- OBJECTIVE
Report how many lines of the listing below include the word "downstream". Give nothing but the number.

- LISTING
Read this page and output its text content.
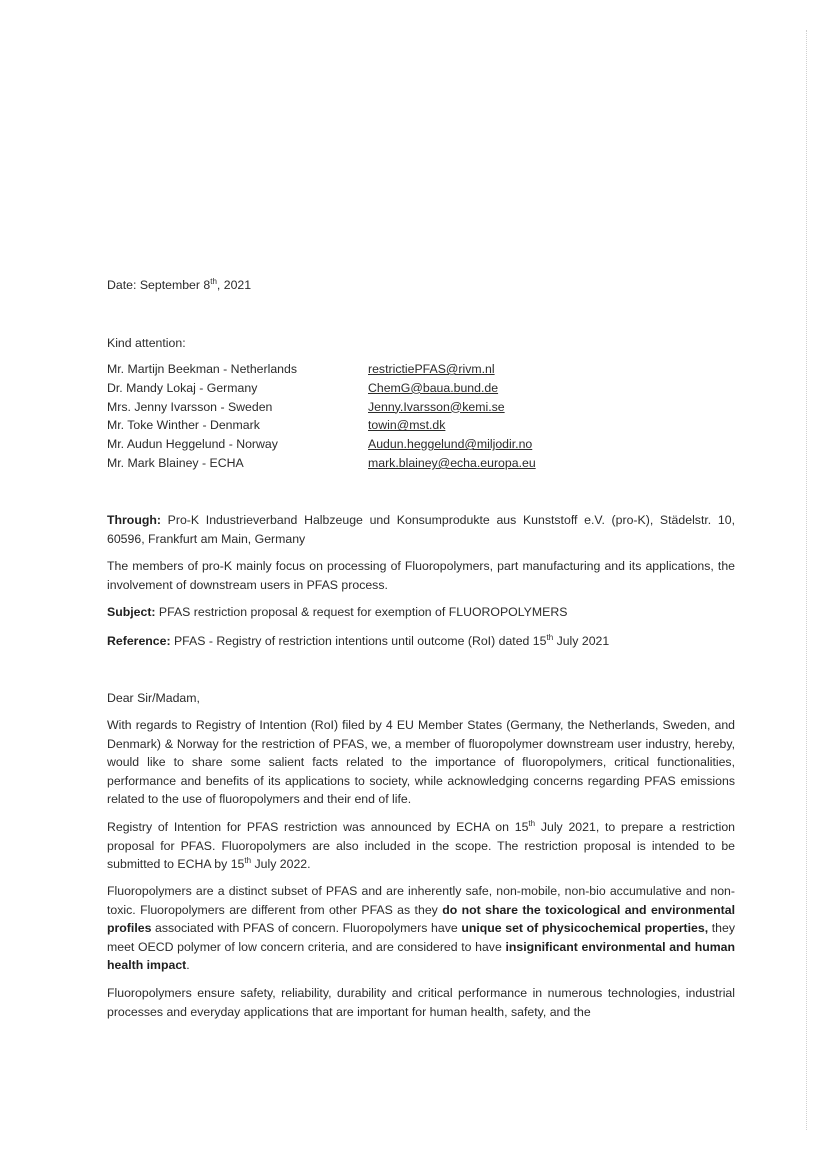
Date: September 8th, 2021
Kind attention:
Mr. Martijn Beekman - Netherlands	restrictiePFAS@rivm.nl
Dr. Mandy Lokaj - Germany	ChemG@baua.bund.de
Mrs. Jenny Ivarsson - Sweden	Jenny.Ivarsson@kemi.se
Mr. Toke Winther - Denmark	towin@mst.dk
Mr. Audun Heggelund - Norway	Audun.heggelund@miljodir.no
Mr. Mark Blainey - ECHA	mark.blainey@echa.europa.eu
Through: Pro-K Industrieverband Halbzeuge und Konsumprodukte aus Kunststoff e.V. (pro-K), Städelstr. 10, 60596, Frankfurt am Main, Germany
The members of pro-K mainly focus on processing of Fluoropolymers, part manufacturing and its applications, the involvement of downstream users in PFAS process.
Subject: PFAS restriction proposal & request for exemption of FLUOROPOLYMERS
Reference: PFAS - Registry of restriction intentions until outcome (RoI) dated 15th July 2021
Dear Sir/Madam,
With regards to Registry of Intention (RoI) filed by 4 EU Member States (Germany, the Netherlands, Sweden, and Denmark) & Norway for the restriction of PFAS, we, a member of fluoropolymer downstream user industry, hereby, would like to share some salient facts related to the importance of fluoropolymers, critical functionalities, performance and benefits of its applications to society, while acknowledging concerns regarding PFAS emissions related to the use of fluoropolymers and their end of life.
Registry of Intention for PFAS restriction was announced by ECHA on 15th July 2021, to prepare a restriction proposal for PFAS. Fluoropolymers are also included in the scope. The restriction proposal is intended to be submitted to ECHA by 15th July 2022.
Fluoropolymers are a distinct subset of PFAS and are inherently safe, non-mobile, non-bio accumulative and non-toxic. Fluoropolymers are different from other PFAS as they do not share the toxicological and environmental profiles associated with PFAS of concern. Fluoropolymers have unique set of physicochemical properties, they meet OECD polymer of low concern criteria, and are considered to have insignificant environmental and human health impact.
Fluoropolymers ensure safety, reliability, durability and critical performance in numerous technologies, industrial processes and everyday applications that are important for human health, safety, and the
* * *
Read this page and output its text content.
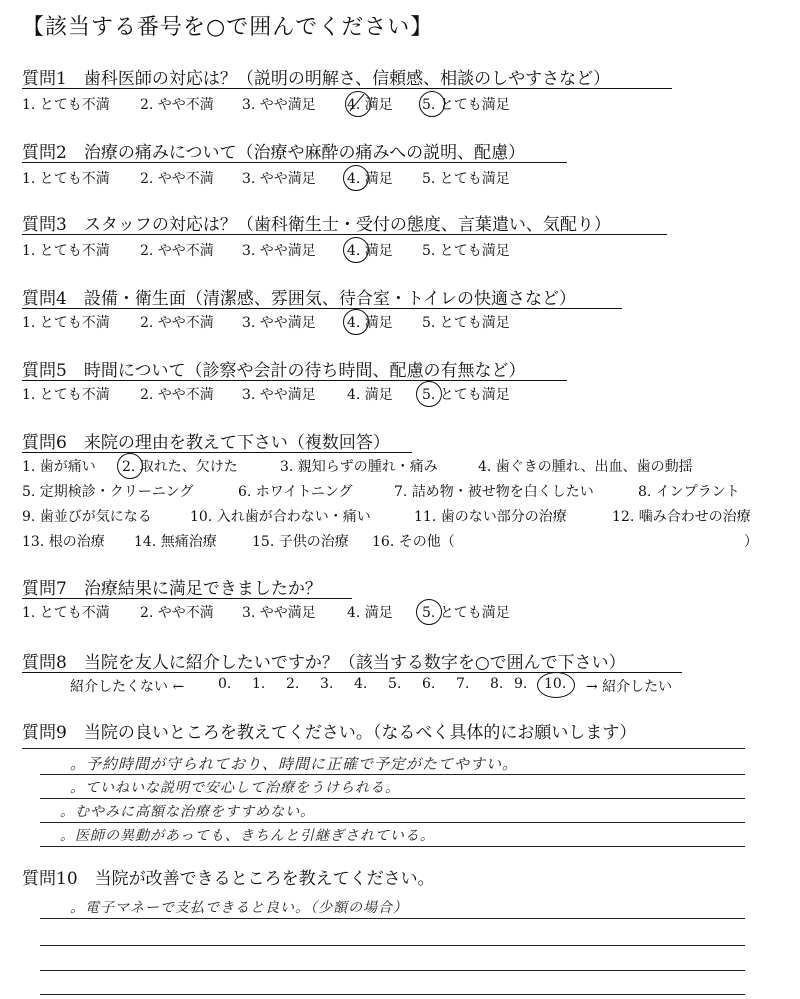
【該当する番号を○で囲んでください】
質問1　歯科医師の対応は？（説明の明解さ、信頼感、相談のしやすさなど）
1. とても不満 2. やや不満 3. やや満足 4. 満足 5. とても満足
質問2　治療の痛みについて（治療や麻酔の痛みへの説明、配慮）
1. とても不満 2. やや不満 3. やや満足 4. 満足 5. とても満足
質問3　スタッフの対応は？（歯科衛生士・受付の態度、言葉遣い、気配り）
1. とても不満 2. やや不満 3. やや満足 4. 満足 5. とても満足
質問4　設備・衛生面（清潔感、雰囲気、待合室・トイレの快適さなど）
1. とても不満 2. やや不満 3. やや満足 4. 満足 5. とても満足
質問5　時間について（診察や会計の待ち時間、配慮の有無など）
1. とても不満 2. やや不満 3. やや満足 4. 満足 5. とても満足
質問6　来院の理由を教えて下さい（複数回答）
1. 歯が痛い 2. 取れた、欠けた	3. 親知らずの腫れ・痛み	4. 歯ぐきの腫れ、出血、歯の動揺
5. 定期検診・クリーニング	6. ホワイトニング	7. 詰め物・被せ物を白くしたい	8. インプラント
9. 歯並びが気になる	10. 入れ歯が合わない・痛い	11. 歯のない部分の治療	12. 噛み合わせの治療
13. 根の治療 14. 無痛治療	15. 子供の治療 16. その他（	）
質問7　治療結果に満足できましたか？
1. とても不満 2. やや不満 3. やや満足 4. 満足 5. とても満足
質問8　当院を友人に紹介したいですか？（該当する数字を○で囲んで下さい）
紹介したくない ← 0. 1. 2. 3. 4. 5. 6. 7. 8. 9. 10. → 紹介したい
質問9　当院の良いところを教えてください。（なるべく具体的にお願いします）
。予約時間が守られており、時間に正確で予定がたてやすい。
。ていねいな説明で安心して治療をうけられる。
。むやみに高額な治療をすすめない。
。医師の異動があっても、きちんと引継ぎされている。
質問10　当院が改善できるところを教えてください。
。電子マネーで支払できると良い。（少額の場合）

- THE REPLY
2